- **STATED TASK**:
Copy out all the data, word for word.

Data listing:
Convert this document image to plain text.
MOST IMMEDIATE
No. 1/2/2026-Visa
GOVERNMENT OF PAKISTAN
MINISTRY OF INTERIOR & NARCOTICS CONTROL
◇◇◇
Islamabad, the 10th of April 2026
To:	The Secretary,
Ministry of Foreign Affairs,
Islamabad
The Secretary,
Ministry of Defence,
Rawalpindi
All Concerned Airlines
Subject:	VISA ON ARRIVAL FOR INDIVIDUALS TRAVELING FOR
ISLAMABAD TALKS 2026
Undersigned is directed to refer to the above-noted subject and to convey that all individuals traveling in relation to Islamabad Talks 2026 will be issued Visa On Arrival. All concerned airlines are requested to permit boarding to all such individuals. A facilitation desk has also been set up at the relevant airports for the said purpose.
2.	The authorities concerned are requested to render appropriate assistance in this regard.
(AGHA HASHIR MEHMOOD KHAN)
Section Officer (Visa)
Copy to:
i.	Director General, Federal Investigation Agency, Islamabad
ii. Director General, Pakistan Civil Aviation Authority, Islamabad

- **COMPLETED EXERCISE**:
Convert this document image to plain text.
MOST IMMEDIATE
No. 1/2/2026-Visa
GOVERNMENT OF PAKISTAN
MINISTRY OF INTERIOR & NARCOTICS CONTROL
◇◇◇
Islamabad, the 10th of April 2026
To:	The Secretary,
Ministry of Foreign Affairs,
Islamabad
The Secretary,
Ministry of Defence,
Rawalpindi
All Concerned Airlines
Subject:	VISA ON ARRIVAL FOR INDIVIDUALS TRAVELING FOR
ISLAMABAD TALKS 2026
Undersigned is directed to refer to the above-noted subject and to convey that all individuals traveling in relation to Islamabad Talks 2026 will be issued Visa On Arrival. All concerned airlines are requested to permit boarding to all such individuals. A facilitation desk has also been set up at the relevant airports for the said purpose.
2.	The authorities concerned are requested to render appropriate assistance in this regard.
(AGHA HASHIR MEHMOOD KHAN)
Section Officer (Visa)
Copy to:
i.	Director General, Federal Investigation Agency, Islamabad
ii. Director General, Pakistan Civil Aviation Authority, Islamabad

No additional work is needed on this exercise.